Problem requirements: Extract all lines containing "面对高潜力员工的流失风险".

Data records
********************

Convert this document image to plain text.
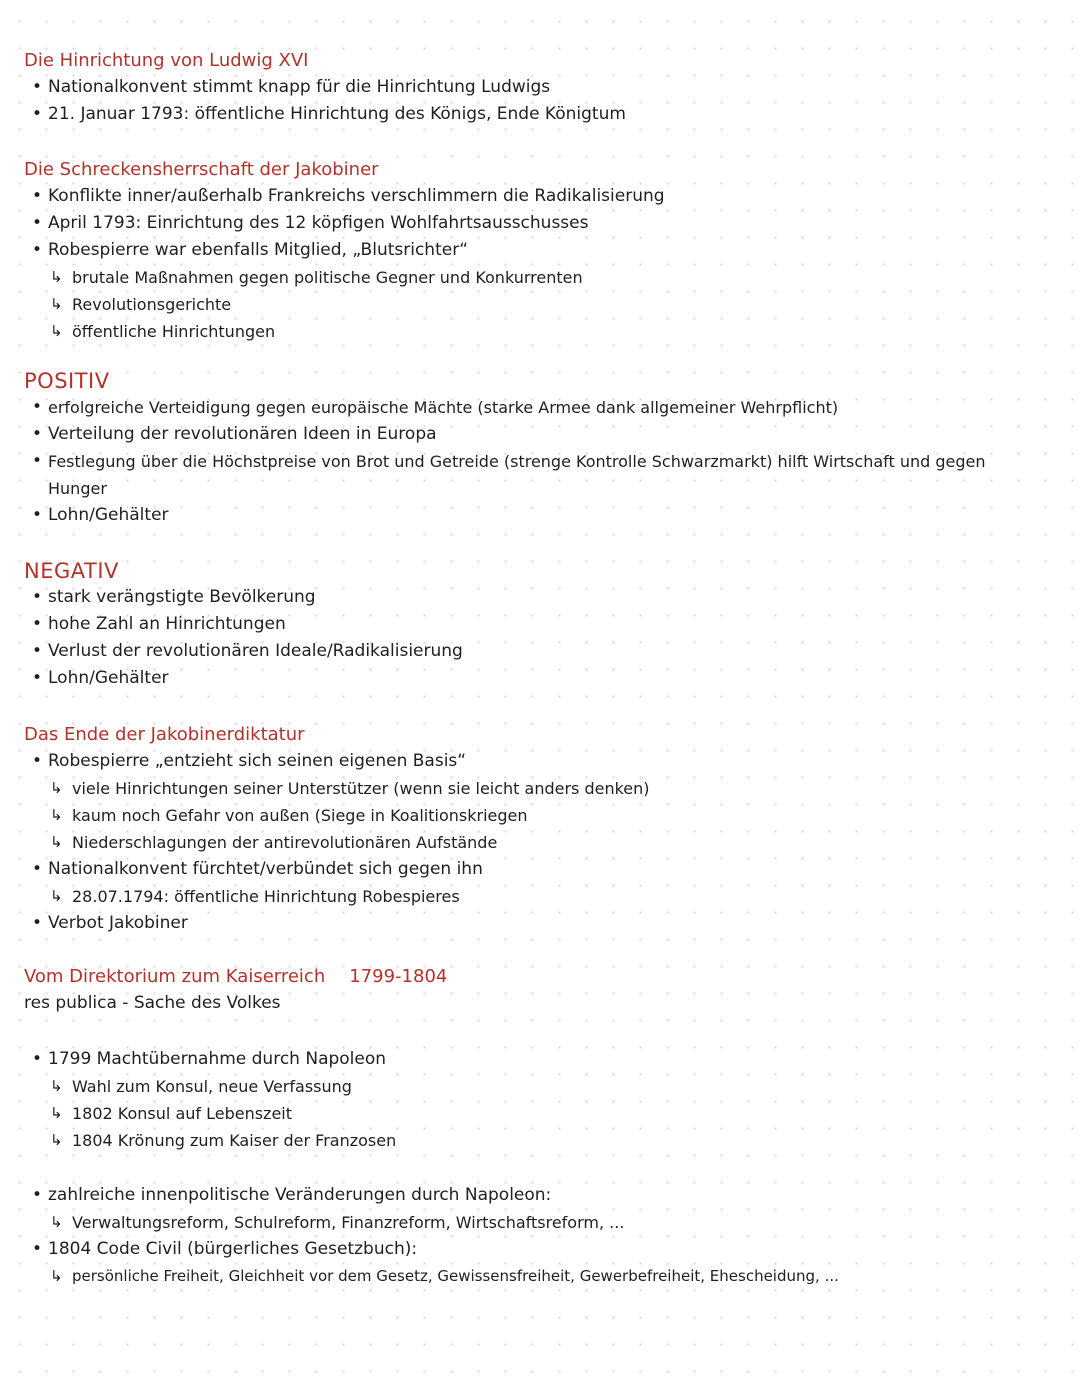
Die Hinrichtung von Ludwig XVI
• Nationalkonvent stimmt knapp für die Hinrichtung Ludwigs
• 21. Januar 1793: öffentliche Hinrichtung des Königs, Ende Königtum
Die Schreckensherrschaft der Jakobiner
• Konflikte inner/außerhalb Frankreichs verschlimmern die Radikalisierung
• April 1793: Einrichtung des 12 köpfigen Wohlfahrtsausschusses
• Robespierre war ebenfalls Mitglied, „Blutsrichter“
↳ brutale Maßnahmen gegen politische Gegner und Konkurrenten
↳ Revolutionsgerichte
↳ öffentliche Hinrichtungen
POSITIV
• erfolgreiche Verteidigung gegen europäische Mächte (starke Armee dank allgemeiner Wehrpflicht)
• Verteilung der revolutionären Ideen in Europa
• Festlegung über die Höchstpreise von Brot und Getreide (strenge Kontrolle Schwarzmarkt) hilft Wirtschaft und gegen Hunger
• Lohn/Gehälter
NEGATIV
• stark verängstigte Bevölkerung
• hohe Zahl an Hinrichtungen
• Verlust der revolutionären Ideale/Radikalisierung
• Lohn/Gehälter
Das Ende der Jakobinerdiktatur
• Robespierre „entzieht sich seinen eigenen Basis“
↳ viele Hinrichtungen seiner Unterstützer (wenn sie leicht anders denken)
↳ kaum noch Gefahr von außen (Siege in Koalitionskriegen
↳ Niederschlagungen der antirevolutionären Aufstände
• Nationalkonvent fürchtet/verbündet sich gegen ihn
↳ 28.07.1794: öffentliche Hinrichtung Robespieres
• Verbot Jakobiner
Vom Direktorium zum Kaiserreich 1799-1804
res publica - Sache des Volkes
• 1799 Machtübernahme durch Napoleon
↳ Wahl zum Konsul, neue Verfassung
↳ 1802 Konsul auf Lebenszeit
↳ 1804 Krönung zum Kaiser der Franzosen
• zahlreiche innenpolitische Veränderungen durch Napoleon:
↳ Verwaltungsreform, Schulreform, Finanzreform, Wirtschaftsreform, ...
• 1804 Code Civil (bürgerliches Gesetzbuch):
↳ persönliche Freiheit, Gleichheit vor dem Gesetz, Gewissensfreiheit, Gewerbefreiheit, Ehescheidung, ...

********************

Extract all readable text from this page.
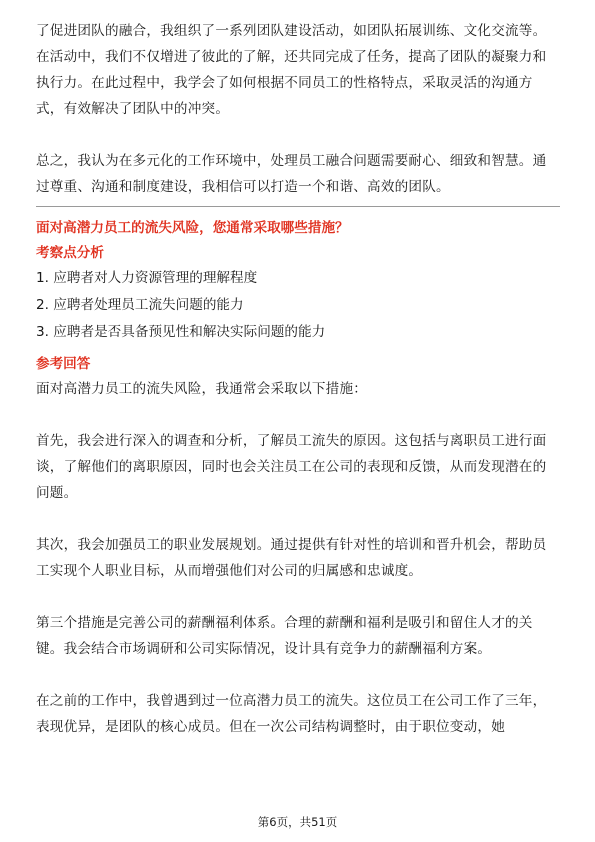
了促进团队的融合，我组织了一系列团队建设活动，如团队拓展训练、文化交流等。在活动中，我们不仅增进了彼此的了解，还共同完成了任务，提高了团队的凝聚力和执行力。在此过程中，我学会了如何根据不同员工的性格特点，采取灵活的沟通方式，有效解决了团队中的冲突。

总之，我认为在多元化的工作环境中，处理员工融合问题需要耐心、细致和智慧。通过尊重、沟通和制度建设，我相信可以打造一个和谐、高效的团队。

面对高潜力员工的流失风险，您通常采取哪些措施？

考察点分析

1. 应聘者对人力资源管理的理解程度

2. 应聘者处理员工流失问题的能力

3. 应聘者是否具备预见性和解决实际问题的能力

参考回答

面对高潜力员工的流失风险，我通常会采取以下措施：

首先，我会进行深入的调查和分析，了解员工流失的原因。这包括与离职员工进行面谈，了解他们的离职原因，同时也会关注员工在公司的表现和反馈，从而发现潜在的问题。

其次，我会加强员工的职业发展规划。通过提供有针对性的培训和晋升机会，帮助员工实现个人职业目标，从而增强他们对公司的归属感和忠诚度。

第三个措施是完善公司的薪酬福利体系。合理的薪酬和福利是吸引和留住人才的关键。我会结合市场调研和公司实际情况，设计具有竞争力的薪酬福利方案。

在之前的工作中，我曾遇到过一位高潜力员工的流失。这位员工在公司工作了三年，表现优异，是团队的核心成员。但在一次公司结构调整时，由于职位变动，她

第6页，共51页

********************

Written solution:
面对高潜力员工的流失风险，您通常采取哪些措施？
面对高潜力员工的流失风险，我通常会采取以下措施：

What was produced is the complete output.